Ce très bon film de Darren Aronofsky nous présente un Noé - ainsi que sa tribu - végétarien. Il semble tout particulièrement apprécier les petites plantes cuites à la braise. Ce régime, dans le film, est très clairement choisi en opposition à celui de Tubal et de sa horde de descendants de Caïn, l’auteur du premier meurtre biblique dans l’histoire de l’humanité. Ceux-ci ont un régime uniquement carné, car la viande « donne de la force ». De la force, mais aussi de la violence et ils sont montrés, comme leur ancêtre, tels des tueurs. Comme dans le dessin animé Le parfum de la carotte, on retrouve cette distinction entre carnivores et végétariens. Cependant, ce n’est pas l’élément distinctif qui les oppose le plus au clan de Noé, car ce dernier aussi donne de bons coups de poings.

Mais il se trouve que les descendants de Caïn ont stérilisé la terre (le paysage est un désert), à force de volonté de puissance, de guerres menées, ce qui a pour résultat que les espèces animales sont en voie d’extinction et la mission de Noé, avec son arche, consistera à les sauver d’un désastre écologique. C’est donc par écologie que le clan de Noé ne mange pas de viande.

ENTRÉES FOURNIES.
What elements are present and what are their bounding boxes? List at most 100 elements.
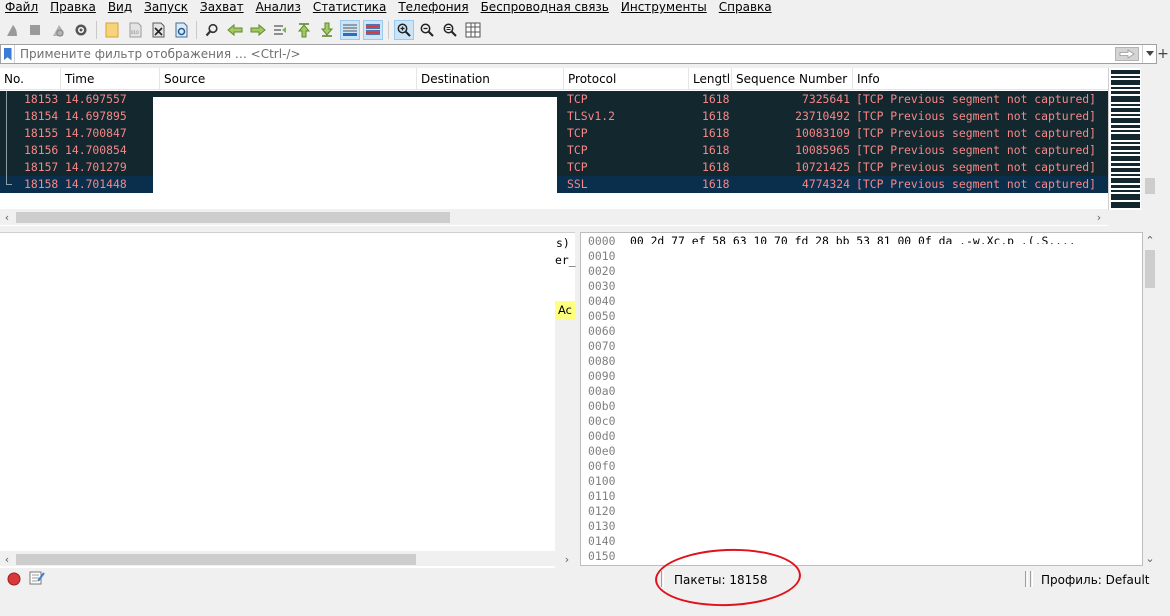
packet-time: 14.701279 xyxy=(65,160,127,174)
minimap-mark xyxy=(1111,185,1140,188)
packet-details-pane[interactable]: s) er_ Ac xyxy=(0,232,576,569)
menu-help[interactable]: Справка xyxy=(713,0,778,15)
bytes-vscrollbar[interactable]: ⌃ ⌄ xyxy=(1143,232,1157,566)
menu-file[interactable]: Файл xyxy=(0,0,44,15)
autoscroll-button[interactable] xyxy=(340,20,360,40)
column-header-time[interactable]: Time xyxy=(61,68,160,90)
column-header-info[interactable]: Info xyxy=(853,68,1108,90)
column-header-no[interactable]: No. xyxy=(0,68,61,90)
offset-label: 00e0 xyxy=(588,444,616,458)
packet-info: [TCP Previous segment not captured] xyxy=(856,126,1097,140)
menu-edit[interactable]: Правка xyxy=(44,0,102,15)
packet-list-hscrollbar[interactable]: ‹ › xyxy=(0,209,1108,225)
details-hscrollbar[interactable]: ‹ › xyxy=(0,551,575,566)
profile-label[interactable]: Профиль: Default xyxy=(1041,568,1150,592)
scroll-left-icon[interactable]: ‹ xyxy=(0,551,14,567)
scroll-up-icon[interactable]: ⌃ xyxy=(1143,232,1157,248)
packet-time: 14.701448 xyxy=(65,177,127,191)
offset-label: 00f0 xyxy=(588,459,616,473)
column-header-protocol[interactable]: Protocol xyxy=(564,68,689,90)
go-first-packet-icon xyxy=(297,23,311,38)
bookmark-icon xyxy=(3,47,12,61)
open-file-button[interactable] xyxy=(102,20,122,40)
packet-info: [TCP Previous segment not captured] xyxy=(856,143,1097,157)
colorize-button[interactable] xyxy=(363,20,383,40)
go-first-packet-button[interactable] xyxy=(294,20,314,40)
autoscroll-icon xyxy=(343,24,357,36)
menu-capture[interactable]: Захват xyxy=(194,0,250,15)
go-back-button[interactable] xyxy=(225,20,245,40)
packet-time: 14.700847 xyxy=(65,126,127,140)
find-packet-button[interactable] xyxy=(202,20,222,40)
menu-tools[interactable]: Инструменты xyxy=(615,0,713,15)
offset-label: 0130 xyxy=(588,519,616,533)
filter-history-dropdown[interactable] xyxy=(1142,45,1156,63)
edit-comment-icon[interactable] xyxy=(29,571,45,585)
scrollbar-thumb[interactable] xyxy=(16,554,416,565)
packet-list-vscrollbar[interactable] xyxy=(1143,68,1157,210)
scrollbar-thumb[interactable] xyxy=(1145,250,1155,288)
scroll-right-icon[interactable]: › xyxy=(560,551,574,567)
detail-highlighted-field[interactable]: Ac xyxy=(555,301,575,319)
minimap-mark xyxy=(1111,108,1140,112)
add-filter-button[interactable]: + xyxy=(1156,44,1170,64)
packet-time: 14.700854 xyxy=(65,143,127,157)
packet-protocol: TCP xyxy=(567,160,588,174)
menu-statistics[interactable]: Статистика xyxy=(307,0,393,15)
tree-connector xyxy=(6,159,7,176)
svg-text:010: 010 xyxy=(131,30,139,35)
zoom-normal-button[interactable] xyxy=(440,20,460,40)
reload-file-button[interactable] xyxy=(171,20,191,40)
scroll-right-icon[interactable]: › xyxy=(1092,209,1106,225)
packet-time: 14.697895 xyxy=(65,109,127,123)
column-header-length[interactable]: Lengtl xyxy=(689,68,732,90)
column-header-source[interactable]: Source xyxy=(160,68,417,90)
menu-view[interactable]: Вид xyxy=(102,0,138,15)
zoom-in-button[interactable] xyxy=(394,20,414,40)
go-to-packet-button[interactable] xyxy=(271,20,291,40)
start-capture-button[interactable] xyxy=(2,20,22,40)
menu-telephony[interactable]: Телефония xyxy=(392,0,474,15)
capture-options-button[interactable] xyxy=(71,20,91,40)
minimap-mark xyxy=(1111,87,1140,89)
stop-square-icon xyxy=(30,25,40,35)
minimap-mark xyxy=(1111,194,1140,200)
go-forward-button[interactable] xyxy=(248,20,268,40)
resize-columns-button[interactable] xyxy=(463,20,483,40)
scrollbar-thumb[interactable] xyxy=(16,212,450,223)
filter-bookmark-button[interactable] xyxy=(1,45,15,63)
save-file-icon: 010 xyxy=(129,22,142,38)
scrollbar-thumb[interactable] xyxy=(1145,178,1155,194)
scroll-down-icon[interactable]: ⌄ xyxy=(1143,550,1157,566)
menu-wireless[interactable]: Беспроводная связь xyxy=(475,0,615,15)
column-header-destination[interactable]: Destination xyxy=(417,68,564,90)
go-last-packet-button[interactable] xyxy=(317,20,337,40)
offset-label: 0110 xyxy=(588,489,616,503)
scroll-left-icon[interactable]: ‹ xyxy=(0,209,14,225)
packet-length: 1618 xyxy=(702,143,730,157)
packet-seq: 10083109 xyxy=(795,126,850,140)
packet-minimap[interactable] xyxy=(1108,68,1141,210)
column-header-sequence-number[interactable]: Sequence Number xyxy=(732,68,853,90)
offset-label: 0120 xyxy=(588,504,616,518)
minimap-mark xyxy=(1111,91,1140,94)
zoom-out-icon xyxy=(420,23,434,37)
display-filter-input[interactable] xyxy=(15,45,1115,63)
minimap-mark xyxy=(1111,104,1140,106)
minimap-mark xyxy=(1111,80,1140,85)
go-to-packet-icon xyxy=(274,25,286,35)
menu-analyze[interactable]: Анализ xyxy=(250,0,307,15)
restart-capture-button[interactable] xyxy=(48,20,68,40)
capture-status-red-dot-icon[interactable] xyxy=(7,572,21,586)
offset-label: 0060 xyxy=(588,324,616,338)
save-file-button[interactable]: 010 xyxy=(125,20,145,40)
zoom-out-button[interactable] xyxy=(417,20,437,40)
close-file-button[interactable] xyxy=(148,20,168,40)
apply-filter-button[interactable] xyxy=(1115,47,1139,61)
minimap-mark xyxy=(1111,178,1140,183)
menu-go[interactable]: Запуск xyxy=(138,0,194,15)
stop-capture-button[interactable] xyxy=(25,20,45,40)
minimap-mark xyxy=(1111,125,1140,128)
offset-label: 0070 xyxy=(588,339,616,353)
packet-bytes-pane[interactable]: 00 2d 77 ef 58 63 10 70 fd 28 bb 53 81 0… xyxy=(580,232,1143,566)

BUT DE L'EXERCICE. Citez fidèlement le passage du texte sur le film de Darren Aronofsky qui s'ouvre sur les mots contenant « Ce très bon » et se clôt sur « coups de poings. ».

RÉPONSE CI-DESSOUS.
Ce très bon film de Darren Aronofsky nous présente un Noé - ainsi que sa tribu - végétarien. Il semble tout particulièrement apprécier les petites plantes cuites à la braise. Ce régime, dans le film, est très clairement choisi en opposition à celui de Tubal et de sa horde de descendants de Caïn, l’auteur du premier meurtre biblique dans l’histoire de l’humanité. Ceux-ci ont un régime uniquement carné, car la viande « donne de la force ». De la force, mais aussi de la violence et ils sont montrés, comme leur ancêtre, tels des tueurs. Comme dans le dessin animé Le parfum de la carotte, on retrouve cette distinction entre carnivores et végétariens. Cependant, ce n’est pas l’élément distinctif qui les oppose le plus au clan de Noé, car ce dernier aussi donne de bons coups de poings.